* [Goal of the exercise]:
Return all lines with the word "MSta" in them.

* [Supplied data]:
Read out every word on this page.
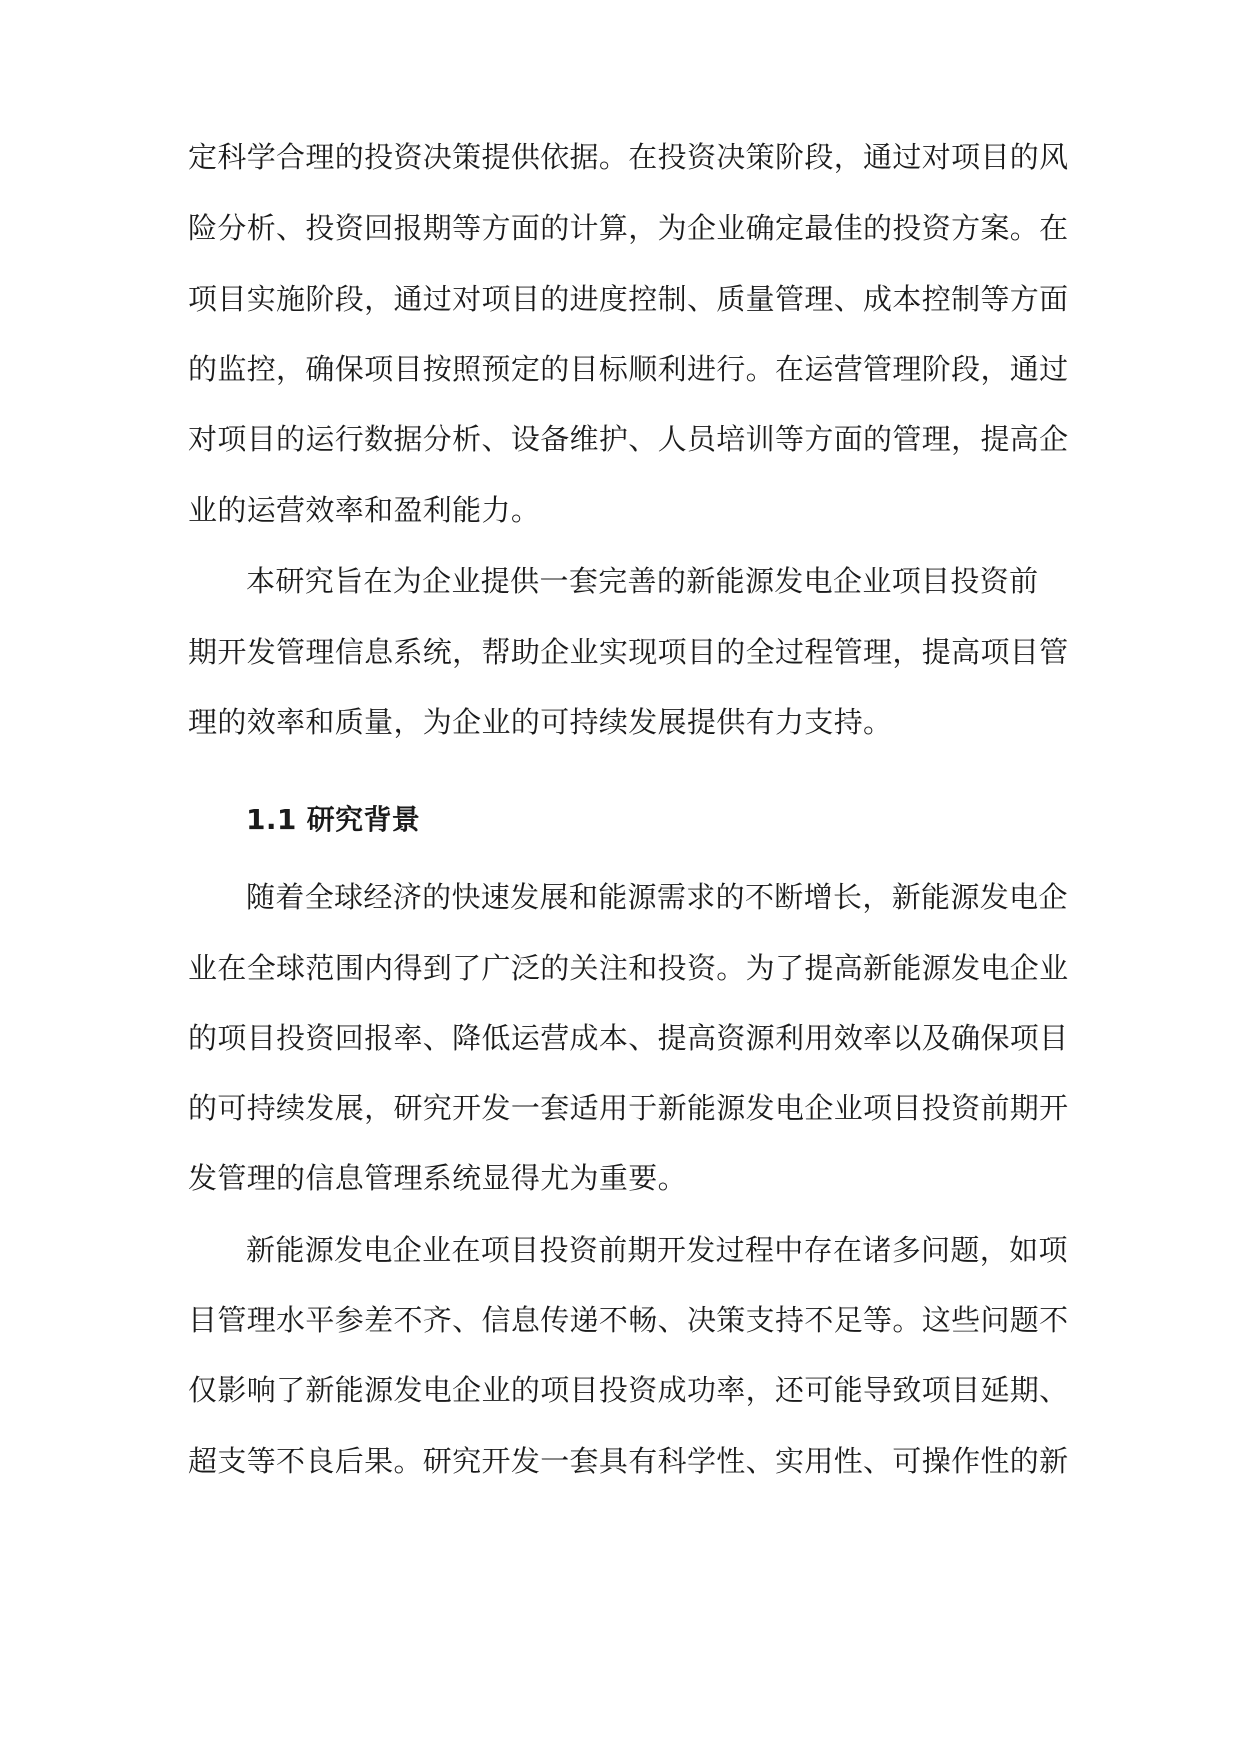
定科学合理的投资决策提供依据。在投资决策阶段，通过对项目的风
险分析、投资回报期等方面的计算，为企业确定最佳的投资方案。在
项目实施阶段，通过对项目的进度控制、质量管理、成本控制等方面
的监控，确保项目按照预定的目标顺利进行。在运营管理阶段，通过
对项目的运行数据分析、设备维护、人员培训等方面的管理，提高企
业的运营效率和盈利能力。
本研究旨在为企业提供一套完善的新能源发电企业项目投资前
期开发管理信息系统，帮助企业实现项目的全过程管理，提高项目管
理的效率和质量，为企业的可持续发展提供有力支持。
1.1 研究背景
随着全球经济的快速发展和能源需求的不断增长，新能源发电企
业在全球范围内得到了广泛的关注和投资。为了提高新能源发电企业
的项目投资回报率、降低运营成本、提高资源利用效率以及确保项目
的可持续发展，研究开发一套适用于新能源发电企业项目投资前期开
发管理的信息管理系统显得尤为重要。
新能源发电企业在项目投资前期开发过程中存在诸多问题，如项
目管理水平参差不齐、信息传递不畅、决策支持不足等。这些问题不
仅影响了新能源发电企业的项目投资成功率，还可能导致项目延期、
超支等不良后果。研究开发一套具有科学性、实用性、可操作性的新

---

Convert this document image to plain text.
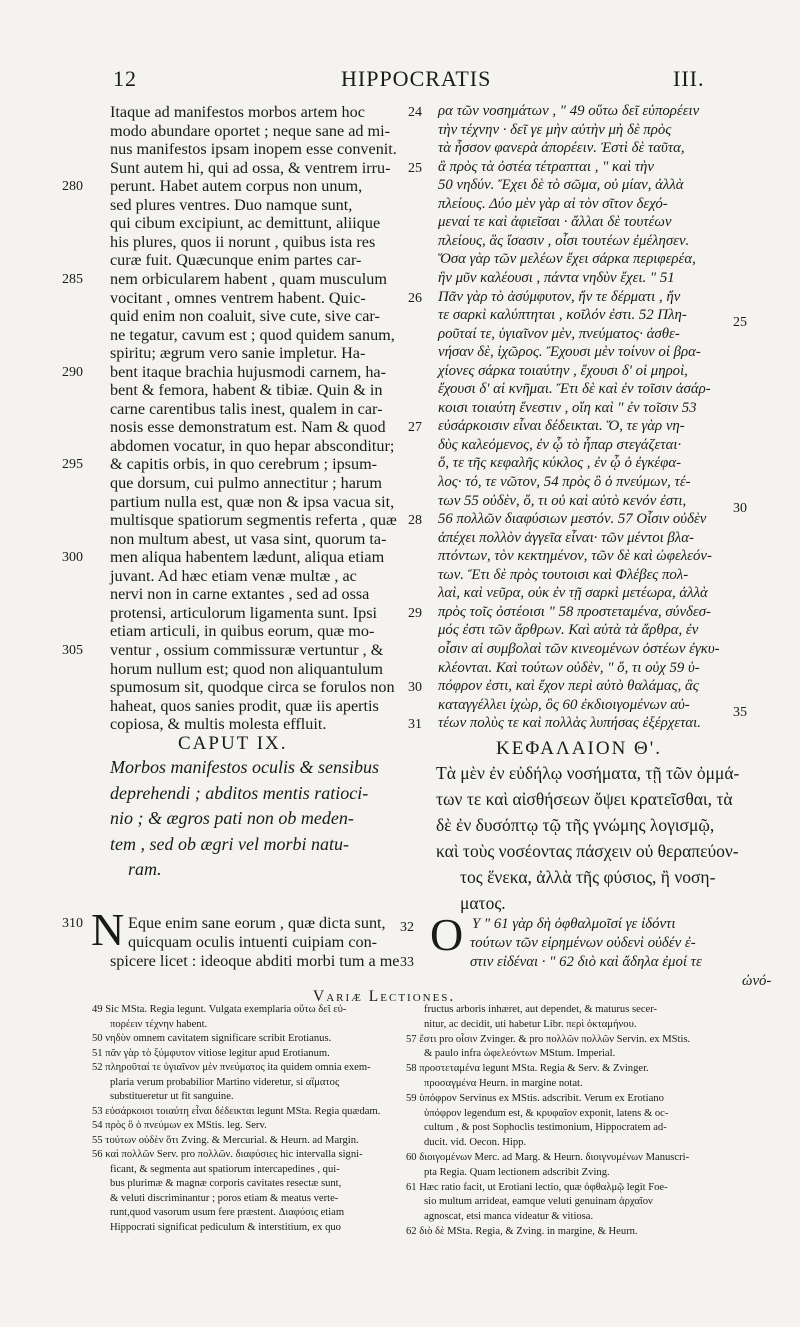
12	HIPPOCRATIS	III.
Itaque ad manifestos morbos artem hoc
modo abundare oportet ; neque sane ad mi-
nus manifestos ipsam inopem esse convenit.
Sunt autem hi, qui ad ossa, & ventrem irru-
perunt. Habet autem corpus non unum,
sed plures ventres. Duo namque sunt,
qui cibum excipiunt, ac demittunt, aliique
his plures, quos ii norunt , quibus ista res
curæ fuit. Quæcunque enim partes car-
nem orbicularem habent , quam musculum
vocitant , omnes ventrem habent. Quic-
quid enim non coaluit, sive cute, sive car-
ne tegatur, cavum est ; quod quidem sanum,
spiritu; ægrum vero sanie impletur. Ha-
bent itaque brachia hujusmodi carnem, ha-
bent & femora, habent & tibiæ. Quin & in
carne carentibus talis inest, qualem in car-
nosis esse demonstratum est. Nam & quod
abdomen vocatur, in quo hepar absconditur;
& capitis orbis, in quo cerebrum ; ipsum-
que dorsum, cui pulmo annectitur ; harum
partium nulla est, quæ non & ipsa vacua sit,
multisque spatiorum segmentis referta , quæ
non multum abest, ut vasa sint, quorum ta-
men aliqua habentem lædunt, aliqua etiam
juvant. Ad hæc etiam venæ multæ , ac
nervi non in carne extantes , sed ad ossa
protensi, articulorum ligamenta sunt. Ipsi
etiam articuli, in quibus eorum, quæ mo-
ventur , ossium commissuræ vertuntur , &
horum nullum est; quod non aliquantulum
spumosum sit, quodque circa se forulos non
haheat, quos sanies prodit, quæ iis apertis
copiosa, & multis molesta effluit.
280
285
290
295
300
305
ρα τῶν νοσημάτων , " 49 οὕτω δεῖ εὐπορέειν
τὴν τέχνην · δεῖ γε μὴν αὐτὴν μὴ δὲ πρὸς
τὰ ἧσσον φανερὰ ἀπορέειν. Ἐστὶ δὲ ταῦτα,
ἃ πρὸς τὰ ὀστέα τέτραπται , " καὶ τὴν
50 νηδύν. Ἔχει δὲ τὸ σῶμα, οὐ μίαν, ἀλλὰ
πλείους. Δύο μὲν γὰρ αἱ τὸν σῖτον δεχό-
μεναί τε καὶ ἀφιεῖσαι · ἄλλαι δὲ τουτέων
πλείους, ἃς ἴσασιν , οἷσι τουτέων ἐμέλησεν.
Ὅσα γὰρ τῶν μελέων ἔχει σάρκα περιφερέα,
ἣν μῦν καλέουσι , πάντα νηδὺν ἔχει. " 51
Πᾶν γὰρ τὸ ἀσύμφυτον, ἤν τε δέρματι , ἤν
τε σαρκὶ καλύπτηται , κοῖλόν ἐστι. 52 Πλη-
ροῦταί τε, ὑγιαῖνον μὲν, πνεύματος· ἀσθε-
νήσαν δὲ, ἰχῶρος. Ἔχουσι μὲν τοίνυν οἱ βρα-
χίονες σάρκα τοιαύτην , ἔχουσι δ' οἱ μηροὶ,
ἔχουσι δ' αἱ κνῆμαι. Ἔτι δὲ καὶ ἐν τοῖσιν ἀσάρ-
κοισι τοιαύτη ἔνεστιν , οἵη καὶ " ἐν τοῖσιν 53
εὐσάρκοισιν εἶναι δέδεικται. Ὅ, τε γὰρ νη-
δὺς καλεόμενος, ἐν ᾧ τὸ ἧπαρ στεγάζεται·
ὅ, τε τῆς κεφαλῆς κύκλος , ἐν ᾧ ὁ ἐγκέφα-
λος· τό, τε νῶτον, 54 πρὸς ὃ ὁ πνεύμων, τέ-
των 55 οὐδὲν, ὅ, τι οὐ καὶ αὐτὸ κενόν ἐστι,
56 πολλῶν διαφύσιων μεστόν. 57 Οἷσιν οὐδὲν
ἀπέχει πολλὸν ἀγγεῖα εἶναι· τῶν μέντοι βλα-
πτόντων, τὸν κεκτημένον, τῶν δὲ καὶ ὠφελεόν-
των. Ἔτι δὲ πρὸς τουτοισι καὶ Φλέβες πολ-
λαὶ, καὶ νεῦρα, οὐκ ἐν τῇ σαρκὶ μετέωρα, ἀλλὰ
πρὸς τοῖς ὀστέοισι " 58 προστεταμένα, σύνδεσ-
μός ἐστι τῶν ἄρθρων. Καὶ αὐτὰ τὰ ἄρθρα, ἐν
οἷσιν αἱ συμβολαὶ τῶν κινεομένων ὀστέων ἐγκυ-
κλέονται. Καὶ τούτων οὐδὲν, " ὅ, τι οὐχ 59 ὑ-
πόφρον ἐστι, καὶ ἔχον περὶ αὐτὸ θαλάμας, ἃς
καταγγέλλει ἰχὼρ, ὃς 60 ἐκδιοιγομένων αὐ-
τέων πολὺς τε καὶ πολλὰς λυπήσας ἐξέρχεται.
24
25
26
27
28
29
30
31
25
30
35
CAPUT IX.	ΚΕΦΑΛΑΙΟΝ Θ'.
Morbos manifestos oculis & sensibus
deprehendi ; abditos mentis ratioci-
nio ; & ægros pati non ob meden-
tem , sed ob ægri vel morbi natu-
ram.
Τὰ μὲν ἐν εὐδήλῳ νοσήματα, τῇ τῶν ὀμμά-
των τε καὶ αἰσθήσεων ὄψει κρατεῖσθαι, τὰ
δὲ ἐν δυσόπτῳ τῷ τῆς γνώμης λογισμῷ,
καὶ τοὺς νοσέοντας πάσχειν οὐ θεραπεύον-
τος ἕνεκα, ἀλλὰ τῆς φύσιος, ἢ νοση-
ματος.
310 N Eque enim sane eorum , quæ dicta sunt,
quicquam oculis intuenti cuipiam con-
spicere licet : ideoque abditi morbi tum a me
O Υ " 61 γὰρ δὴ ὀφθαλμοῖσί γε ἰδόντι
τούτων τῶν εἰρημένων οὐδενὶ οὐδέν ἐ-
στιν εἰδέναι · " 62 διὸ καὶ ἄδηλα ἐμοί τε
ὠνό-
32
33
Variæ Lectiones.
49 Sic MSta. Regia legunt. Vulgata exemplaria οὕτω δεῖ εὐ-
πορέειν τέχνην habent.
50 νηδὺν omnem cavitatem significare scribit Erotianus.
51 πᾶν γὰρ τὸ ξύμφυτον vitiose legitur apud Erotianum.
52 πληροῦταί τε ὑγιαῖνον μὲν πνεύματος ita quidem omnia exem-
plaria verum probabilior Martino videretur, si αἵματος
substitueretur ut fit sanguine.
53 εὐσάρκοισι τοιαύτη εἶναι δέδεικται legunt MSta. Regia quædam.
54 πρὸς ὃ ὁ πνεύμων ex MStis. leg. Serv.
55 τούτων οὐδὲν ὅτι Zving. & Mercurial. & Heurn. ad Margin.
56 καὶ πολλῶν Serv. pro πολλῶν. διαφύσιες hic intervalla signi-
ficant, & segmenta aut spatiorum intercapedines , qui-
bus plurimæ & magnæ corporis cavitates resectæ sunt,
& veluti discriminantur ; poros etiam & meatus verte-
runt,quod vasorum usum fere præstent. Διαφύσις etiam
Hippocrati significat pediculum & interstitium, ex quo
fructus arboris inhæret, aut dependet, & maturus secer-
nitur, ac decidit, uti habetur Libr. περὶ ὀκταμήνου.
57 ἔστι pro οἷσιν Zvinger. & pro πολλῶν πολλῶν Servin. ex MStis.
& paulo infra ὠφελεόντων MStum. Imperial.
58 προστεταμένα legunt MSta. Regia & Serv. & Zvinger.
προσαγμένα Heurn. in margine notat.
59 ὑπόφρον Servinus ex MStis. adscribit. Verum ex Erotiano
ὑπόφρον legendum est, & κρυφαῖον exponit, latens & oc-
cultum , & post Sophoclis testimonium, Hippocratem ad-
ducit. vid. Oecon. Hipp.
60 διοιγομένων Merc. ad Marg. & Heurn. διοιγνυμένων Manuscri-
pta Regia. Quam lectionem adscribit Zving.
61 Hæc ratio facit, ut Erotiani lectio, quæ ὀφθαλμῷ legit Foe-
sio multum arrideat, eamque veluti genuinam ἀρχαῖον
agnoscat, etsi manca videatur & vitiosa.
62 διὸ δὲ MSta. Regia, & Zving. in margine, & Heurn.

* [Answer to the problem]:
49 Sic MSta. Regia legunt. Vulgata exemplaria οὕτω δεῖ εὐ-
53 εὐσάρκοισι τοιαύτη εἶναι δέδεικται legunt MSta. Regia quædam.
58 προστεταμένα legunt MSta. Regia & Serv. & Zvinger.
62 διὸ δὲ MSta. Regia, & Zving. in margine, & Heurn.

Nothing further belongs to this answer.